→ Document extract
114. At [37] Lord Walker said he was in real doubt as to whether Parliament has, in Part 7 of ITEPA 2003, enacted a scheme which draws a coherent and consistent distinction between intrinsic and extrinsic rights attaching to shares and other financial instruments. He said, however, that was not the end of the matter, since some rights, “even if properly described as intrinsic to the property to be valued, are nevertheless worthless to the hypothetical purchaser posited by the statutory definition of market value”. He went on to consider the second question noting that it was implicit in the taxpayer’s contention that, on their acquisition, each of G’s shares had a market value about three times greater than each of the shares owned by the other shareholders

115. At [38] he set out that J agreed to buy the group for £6 million less a retention, and all the ordinary shares which it acquired were of equal value to it. It was not concerned with the division of the sale price between the vendors except so far as it might involve adverse tax consequences to the group’s subsidiary. He said that the same would have been true of any other open-market purchaser. HMRC submitted that precisely the same can be said here; CV was not concerned with the division of the sale price between the same shareholders.

→ Work to complete
1) Update the passage on share valuation from "115. At [38]" to "the same shareholders.", changing "sale price" to "purchase price".
2) Take the passage on the market value of shares further, beginning after its final sentence.

→ Extracted records

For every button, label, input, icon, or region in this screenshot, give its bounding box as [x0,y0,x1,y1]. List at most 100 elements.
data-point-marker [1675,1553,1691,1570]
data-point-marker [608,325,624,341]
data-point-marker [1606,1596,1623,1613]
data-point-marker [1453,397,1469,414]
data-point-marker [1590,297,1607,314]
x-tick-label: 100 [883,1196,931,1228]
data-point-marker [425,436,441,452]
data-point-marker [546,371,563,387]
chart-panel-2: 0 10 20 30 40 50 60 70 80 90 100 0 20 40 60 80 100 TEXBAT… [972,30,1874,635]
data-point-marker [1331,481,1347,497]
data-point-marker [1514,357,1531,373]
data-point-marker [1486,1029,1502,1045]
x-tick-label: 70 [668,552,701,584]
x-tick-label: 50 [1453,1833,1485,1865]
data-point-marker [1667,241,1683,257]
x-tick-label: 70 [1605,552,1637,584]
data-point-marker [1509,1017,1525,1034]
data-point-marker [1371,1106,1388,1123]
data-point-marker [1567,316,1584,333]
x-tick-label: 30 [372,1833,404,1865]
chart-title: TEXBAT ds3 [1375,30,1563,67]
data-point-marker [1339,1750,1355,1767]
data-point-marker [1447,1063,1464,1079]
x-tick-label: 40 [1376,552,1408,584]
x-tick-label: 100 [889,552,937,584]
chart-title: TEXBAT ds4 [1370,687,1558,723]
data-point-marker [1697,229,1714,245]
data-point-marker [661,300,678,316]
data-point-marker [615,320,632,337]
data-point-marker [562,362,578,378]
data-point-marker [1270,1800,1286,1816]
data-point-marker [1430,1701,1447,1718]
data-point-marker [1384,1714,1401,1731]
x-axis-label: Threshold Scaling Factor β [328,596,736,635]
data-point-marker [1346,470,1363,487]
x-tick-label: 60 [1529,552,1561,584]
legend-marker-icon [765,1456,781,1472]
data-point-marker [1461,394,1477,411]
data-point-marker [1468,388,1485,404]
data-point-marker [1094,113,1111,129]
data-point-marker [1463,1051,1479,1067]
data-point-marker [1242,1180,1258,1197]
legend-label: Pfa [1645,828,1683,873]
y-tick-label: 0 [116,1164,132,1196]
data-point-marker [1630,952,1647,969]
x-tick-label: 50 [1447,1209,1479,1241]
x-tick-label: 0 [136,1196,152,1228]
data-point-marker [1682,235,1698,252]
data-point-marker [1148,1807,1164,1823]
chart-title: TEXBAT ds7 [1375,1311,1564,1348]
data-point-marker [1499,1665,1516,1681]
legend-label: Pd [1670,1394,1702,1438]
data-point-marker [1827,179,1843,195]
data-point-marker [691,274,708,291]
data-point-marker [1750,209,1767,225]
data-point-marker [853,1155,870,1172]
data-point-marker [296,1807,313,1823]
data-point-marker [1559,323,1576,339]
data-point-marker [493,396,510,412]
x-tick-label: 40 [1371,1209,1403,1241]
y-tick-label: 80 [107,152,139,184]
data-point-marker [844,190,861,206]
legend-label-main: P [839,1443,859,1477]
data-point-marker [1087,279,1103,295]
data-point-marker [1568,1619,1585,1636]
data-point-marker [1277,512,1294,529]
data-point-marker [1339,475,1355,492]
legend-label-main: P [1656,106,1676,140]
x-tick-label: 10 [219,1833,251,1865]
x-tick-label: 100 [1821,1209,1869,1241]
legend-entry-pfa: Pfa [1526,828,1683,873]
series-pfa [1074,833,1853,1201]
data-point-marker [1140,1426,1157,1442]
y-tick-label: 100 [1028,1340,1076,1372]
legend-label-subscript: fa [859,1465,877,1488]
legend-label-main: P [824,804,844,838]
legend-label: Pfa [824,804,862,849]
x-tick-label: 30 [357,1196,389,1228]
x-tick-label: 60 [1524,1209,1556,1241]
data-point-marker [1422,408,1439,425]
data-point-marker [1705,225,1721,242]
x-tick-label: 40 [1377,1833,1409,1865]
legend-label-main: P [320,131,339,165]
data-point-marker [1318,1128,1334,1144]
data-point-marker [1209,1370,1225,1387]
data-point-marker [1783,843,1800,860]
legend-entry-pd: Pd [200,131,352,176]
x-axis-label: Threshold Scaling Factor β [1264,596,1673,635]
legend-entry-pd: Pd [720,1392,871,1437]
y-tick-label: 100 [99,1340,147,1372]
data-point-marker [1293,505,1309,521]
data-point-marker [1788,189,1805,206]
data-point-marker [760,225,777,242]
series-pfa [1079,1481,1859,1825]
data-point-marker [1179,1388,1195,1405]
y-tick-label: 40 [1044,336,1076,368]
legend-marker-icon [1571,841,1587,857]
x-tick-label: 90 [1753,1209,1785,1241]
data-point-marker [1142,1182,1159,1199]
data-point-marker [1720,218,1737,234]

→ Answers to the tasks
1)
115. At [38] he set out that J agreed to buy the group for £6 million less a retention, and all the ordinary shares which it acquired were of equal value to it. It was not concerned with the division of the purchase price between the vendors except so far as it might involve adverse tax consequences to the group’s subsidiary. He said that the same would have been true of any other open-market purchaser. HMRC submitted that precisely the same can be said here; CV was not concerned with the division of the purchase price between the same shareholders.

2)
116. Lord Walker continued, at [39], that: “[G’s] special rights were peculiar to his position as a director of Group and managing director of Timber Products, as was clearly acknowledged in clause 6.1 of the subscription agreement. His rights were not assignable…These rights would have been personal to [G] even if they had been set out expressly in the new articles…A right can be personal even though it is intrinsic in the sense previously discussed, since class rights can be enjoyed by a class with only one member. Such rights were quite common in the articles of family estate companies formed during the 1930s with a view to saving estate duty.”

117. At [40], Lord Walker explained that the taxpayer argued that G’s special rights must be taken into account and treated as enuring for the benefit of the hypothetical vendor. He explained that in the Court of Session ([2009] STC 889 (1) Lord Osborne accepted that submission, at [46], but Lord Walker considered he undermined his own conclusion when he referred, at [47], to the provision in the subscription agreement which made it plain that G was to get a special price for his shares, not because the shares themselves had a special value, but in recognition of his personal services as managing director, (2) Lord Kingarth, at [67] and [68], recognised the significance of that provision and considered that G’s rights were personal rights that did not attach to the shares, and (3) Lord Mackay of Drumadoon, at [87] to [89], took the same, or a very similar, view. He concluded that he was “in substantial agreement” with the majority of the Court of Session, except that he would reach the same conclusion even if the rights did in some sense attach to G’s shares: “whether attached or unattached, they were of no value to the hypothetical purchaser, and he would pay the hypothetical vendor nothing extra on account of them”.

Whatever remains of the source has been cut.